-- BEGIN RECORDS SHOWN --

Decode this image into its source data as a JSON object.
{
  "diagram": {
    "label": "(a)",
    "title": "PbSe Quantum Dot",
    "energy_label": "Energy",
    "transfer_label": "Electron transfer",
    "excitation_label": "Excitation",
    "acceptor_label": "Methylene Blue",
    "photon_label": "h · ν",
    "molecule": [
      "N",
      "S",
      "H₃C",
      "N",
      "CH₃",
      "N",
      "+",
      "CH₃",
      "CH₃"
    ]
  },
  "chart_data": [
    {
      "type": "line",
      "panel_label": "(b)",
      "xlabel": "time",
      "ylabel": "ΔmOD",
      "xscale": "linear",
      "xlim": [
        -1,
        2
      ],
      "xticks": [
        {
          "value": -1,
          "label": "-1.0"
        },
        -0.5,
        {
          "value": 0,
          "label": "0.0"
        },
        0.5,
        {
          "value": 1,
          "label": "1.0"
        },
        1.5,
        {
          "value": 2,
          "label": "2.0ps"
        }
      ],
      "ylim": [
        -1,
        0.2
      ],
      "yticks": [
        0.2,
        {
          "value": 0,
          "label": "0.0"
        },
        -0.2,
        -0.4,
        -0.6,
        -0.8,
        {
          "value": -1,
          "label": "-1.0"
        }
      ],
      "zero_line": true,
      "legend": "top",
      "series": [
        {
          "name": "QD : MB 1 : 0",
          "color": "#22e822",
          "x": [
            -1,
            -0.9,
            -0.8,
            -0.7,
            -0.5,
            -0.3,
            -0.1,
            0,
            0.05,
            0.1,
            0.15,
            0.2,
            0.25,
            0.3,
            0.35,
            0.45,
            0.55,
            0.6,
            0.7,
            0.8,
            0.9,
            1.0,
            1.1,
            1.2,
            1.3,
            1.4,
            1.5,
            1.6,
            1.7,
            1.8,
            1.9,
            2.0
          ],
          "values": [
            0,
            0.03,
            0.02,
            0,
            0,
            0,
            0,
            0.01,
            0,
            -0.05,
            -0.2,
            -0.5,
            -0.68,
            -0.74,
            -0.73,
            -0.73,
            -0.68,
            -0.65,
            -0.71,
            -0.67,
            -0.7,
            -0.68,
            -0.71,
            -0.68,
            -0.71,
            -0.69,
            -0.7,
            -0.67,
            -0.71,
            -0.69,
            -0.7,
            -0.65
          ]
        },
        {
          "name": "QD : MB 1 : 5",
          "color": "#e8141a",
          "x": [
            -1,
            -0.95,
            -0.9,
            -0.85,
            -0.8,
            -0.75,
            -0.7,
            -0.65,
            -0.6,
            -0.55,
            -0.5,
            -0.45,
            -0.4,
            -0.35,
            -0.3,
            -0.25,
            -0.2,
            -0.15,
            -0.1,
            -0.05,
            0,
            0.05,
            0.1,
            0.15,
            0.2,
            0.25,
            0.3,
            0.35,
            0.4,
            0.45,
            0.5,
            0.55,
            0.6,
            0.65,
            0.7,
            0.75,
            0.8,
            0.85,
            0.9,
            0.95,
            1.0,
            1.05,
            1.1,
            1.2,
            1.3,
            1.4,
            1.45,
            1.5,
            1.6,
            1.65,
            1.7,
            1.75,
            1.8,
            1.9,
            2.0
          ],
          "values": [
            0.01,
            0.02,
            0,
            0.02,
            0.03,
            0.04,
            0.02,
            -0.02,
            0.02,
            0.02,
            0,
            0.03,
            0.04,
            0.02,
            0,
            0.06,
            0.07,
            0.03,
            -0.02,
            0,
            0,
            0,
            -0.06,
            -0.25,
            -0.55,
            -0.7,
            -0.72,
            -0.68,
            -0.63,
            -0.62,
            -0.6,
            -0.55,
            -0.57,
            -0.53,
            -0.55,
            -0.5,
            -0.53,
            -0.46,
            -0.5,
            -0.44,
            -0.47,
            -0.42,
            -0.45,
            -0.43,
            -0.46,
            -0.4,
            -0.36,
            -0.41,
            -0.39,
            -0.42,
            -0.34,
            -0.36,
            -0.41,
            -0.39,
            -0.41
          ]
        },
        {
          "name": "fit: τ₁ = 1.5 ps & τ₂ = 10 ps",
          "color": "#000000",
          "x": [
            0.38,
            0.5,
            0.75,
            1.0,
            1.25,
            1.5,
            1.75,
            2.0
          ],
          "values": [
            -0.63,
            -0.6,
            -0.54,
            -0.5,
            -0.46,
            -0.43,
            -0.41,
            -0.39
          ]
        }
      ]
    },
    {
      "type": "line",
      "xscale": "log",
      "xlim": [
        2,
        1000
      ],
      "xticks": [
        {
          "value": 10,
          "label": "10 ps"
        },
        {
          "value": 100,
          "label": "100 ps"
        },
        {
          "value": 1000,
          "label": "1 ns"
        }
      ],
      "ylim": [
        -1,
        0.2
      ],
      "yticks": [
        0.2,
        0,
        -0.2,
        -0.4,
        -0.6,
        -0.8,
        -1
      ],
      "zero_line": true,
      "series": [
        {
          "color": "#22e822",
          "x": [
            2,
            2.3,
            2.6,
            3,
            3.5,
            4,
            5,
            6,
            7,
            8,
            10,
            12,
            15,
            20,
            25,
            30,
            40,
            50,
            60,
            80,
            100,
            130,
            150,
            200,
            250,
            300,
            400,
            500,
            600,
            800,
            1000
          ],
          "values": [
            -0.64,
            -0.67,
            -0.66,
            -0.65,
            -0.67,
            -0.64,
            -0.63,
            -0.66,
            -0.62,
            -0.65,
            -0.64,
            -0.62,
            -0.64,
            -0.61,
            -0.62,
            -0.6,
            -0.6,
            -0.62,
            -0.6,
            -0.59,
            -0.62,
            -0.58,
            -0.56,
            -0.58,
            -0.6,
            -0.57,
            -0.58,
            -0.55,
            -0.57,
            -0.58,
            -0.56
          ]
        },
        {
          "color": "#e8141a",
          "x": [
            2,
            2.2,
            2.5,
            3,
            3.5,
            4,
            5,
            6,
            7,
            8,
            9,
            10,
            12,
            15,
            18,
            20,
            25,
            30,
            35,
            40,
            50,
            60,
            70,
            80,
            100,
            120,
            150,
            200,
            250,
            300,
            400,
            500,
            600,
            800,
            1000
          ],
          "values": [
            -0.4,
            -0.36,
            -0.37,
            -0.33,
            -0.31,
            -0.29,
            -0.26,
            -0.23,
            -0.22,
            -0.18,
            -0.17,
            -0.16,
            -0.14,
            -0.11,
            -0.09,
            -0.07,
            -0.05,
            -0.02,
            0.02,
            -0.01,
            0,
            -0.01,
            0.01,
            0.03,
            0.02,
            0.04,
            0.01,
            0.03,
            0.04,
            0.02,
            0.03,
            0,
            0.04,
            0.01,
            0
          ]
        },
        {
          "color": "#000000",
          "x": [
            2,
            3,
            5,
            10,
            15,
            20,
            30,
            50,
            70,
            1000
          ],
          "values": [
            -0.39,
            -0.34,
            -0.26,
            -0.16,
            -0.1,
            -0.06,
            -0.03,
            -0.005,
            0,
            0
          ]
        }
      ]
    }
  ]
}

-- END RECORDS SHOWN --

__TO BE DONE__
Reproduce all of the data exactly as given.

__EXERCISE OUTPUT__
Decode this image into its source data as a JSON object.
{
  "diagram": {
    "label": "(a)",
    "title": "PbSe Quantum Dot",
    "energy_label": "Energy",
    "transfer_label": "Electron transfer",
    "excitation_label": "Excitation",
    "acceptor_label": "Methylene Blue",
    "photon_label": "h · ν",
    "molecule": [
      "N",
      "S",
      "H₃C",
      "N",
      "CH₃",
      "N",
      "+",
      "CH₃",
      "CH₃"
    ]
  },
  "chart_data": [
    {
      "type": "line",
      "panel_label": "(b)",
      "xlabel": "time",
      "ylabel": "ΔmOD",
      "xscale": "linear",
      "xlim": [
        -1,
        2
      ],
      "xticks": [
        {
          "value": -1,
          "label": "-1.0"
        },
        -0.5,
        {
          "value": 0,
          "label": "0.0"
        },
        0.5,
        {
          "value": 1,
          "label": "1.0"
        },
        1.5,
        {
          "value": 2,
          "label": "2.0ps"
        }
      ],
      "ylim": [
        -1,
        0.2
      ],
      "yticks": [
        0.2,
        {
          "value": 0,
          "label": "0.0"
        },
        -0.2,
        -0.4,
        -0.6,
        -0.8,
        {
          "value": -1,
          "label": "-1.0"
        }
      ],
      "zero_line": true,
      "legend": "top",
      "series": [
        {
          "name": "QD : MB 1 : 0",
          "color": "#22e822",
          "x": [
            -1,
            -0.9,
            -0.8,
            -0.7,
            -0.5,
            -0.3,
            -0.1,
            0,
            0.05,
            0.1,
            0.15,
            0.2,
            0.25,
            0.3,
            0.35,
            0.45,
            0.55,
            0.6,
            0.7,
            0.8,
            0.9,
            1.0,
            1.1,
            1.2,
            1.3,
            1.4,
            1.5,
            1.6,
            1.7,
            1.8,
            1.9,
            2.0
          ],
          "values": [
            0,
            0.03,
            0.02,
            0,
            0,
            0,
            0,
            0.01,
            0,
            -0.05,
            -0.2,
            -0.5,
            -0.68,
            -0.74,
            -0.73,
            -0.73,
            -0.68,
            -0.65,
            -0.71,
            -0.67,
            -0.7,
            -0.68,
            -0.71,
            -0.68,
            -0.71,
            -0.69,
            -0.7,
            -0.67,
            -0.71,
            -0.69,
            -0.7,
            -0.65
          ]
        },
        {
          "name": "QD : MB 1 : 5",
          "color": "#e8141a",
          "x": [
            -1,
            -0.95,
            -0.9,
            -0.85,
            -0.8,
            -0.75,
            -0.7,
            -0.65,
            -0.6,
            -0.55,
            -0.5,
            -0.45,
            -0.4,
            -0.35,
            -0.3,
            -0.25,
            -0.2,
            -0.15,
            -0.1,
            -0.05,
            0,
            0.05,
            0.1,
            0.15,
            0.2,
            0.25,
            0.3,
            0.35,
            0.4,
            0.45,
            0.5,
            0.55,
            0.6,
            0.65,
            0.7,
            0.75,
            0.8,
            0.85,
            0.9,
            0.95,
            1.0,
            1.05,
            1.1,
            1.2,
            1.3,
            1.4,
            1.45,
            1.5,
            1.6,
            1.65,
            1.7,
            1.75,
            1.8,
            1.9,
            2.0
          ],
          "values": [
            0.01,
            0.02,
            0,
            0.02,
            0.03,
            0.04,
            0.02,
            -0.02,
            0.02,
            0.02,
            0,
            0.03,
            0.04,
            0.02,
            0,
            0.06,
            0.07,
            0.03,
            -0.02,
            0,
            0,
            0,
            -0.06,
            -0.25,
            -0.55,
            -0.7,
            -0.72,
            -0.68,
            -0.63,
            -0.62,
            -0.6,
            -0.55,
            -0.57,
            -0.53,
            -0.55,
            -0.5,
            -0.53,
            -0.46,
            -0.5,
            -0.44,
            -0.47,
            -0.42,
            -0.45,
            -0.43,
            -0.46,
            -0.4,
            -0.36,
            -0.41,
            -0.39,
            -0.42,
            -0.34,
            -0.36,
            -0.41,
            -0.39,
            -0.41
          ]
        },
        {
          "name": "fit: τ₁ = 1.5 ps & τ₂ = 10 ps",
          "color": "#000000",
          "x": [
            0.38,
            0.5,
            0.75,
            1.0,
            1.25,
            1.5,
            1.75,
            2.0
          ],
          "values": [
            -0.63,
            -0.6,
            -0.54,
            -0.5,
            -0.46,
            -0.43,
            -0.41,
            -0.39
          ]
        }
      ]
    },
    {
      "type": "line",
      "xscale": "log",
      "xlim": [
        2,
        1000
      ],
      "xticks": [
        {
          "value": 10,
          "label": "10 ps"
        },
        {
          "value": 100,
          "label": "100 ps"
        },
        {
          "value": 1000,
          "label": "1 ns"
        }
      ],
      "ylim": [
        -1,
        0.2
      ],
      "yticks": [
        0.2,
        0,
        -0.2,
        -0.4,
        -0.6,
        -0.8,
        -1
      ],
      "zero_line": true,
      "series": [
        {
          "color": "#22e822",
          "x": [
            2,
            2.3,
            2.6,
            3,
            3.5,
            4,
            5,
            6,
            7,
            8,
            10,
            12,
            15,
            20,
            25,
            30,
            40,
            50,
            60,
            80,
            100,
            130,
            150,
            200,
            250,
            300,
            400,
            500,
            600,
            800,
            1000
          ],
          "values": [
            -0.64,
            -0.67,
            -0.66,
            -0.65,
            -0.67,
            -0.64,
            -0.63,
            -0.66,
            -0.62,
            -0.65,
            -0.64,
            -0.62,
            -0.64,
            -0.61,
            -0.62,
            -0.6,
            -0.6,
            -0.62,
            -0.6,
            -0.59,
            -0.62,
            -0.58,
            -0.56,
            -0.58,
            -0.6,
            -0.57,
            -0.58,
            -0.55,
            -0.57,
            -0.58,
            -0.56
          ]
        },
        {
          "color": "#e8141a",
          "x": [
            2,
            2.2,
            2.5,
            3,
            3.5,
            4,
            5,
            6,
            7,
            8,
            9,
            10,
            12,
            15,
            18,
            20,
            25,
            30,
            35,
            40,
            50,
            60,
            70,
            80,
            100,
            120,
            150,
            200,
            250,
            300,
            400,
            500,
            600,
            800,
            1000
          ],
          "values": [
            -0.4,
            -0.36,
            -0.37,
            -0.33,
            -0.31,
            -0.29,
            -0.26,
            -0.23,
            -0.22,
            -0.18,
            -0.17,
            -0.16,
            -0.14,
            -0.11,
            -0.09,
            -0.07,
            -0.05,
            -0.02,
            0.02,
            -0.01,
            0,
            -0.01,
            0.01,
            0.03,
            0.02,
            0.04,
            0.01,
            0.03,
            0.04,
            0.02,
            0.03,
            0,
            0.04,
            0.01,
            0
          ]
        },
        {
          "color": "#000000",
          "x": [
            2,
            3,
            5,
            10,
            15,
            20,
            30,
            50,
            70,
            1000
          ],
          "values": [
            -0.39,
            -0.34,
            -0.26,
            -0.16,
            -0.1,
            -0.06,
            -0.03,
            -0.005,
            0,
            0
          ]
        }
      ]
    }
  ]
}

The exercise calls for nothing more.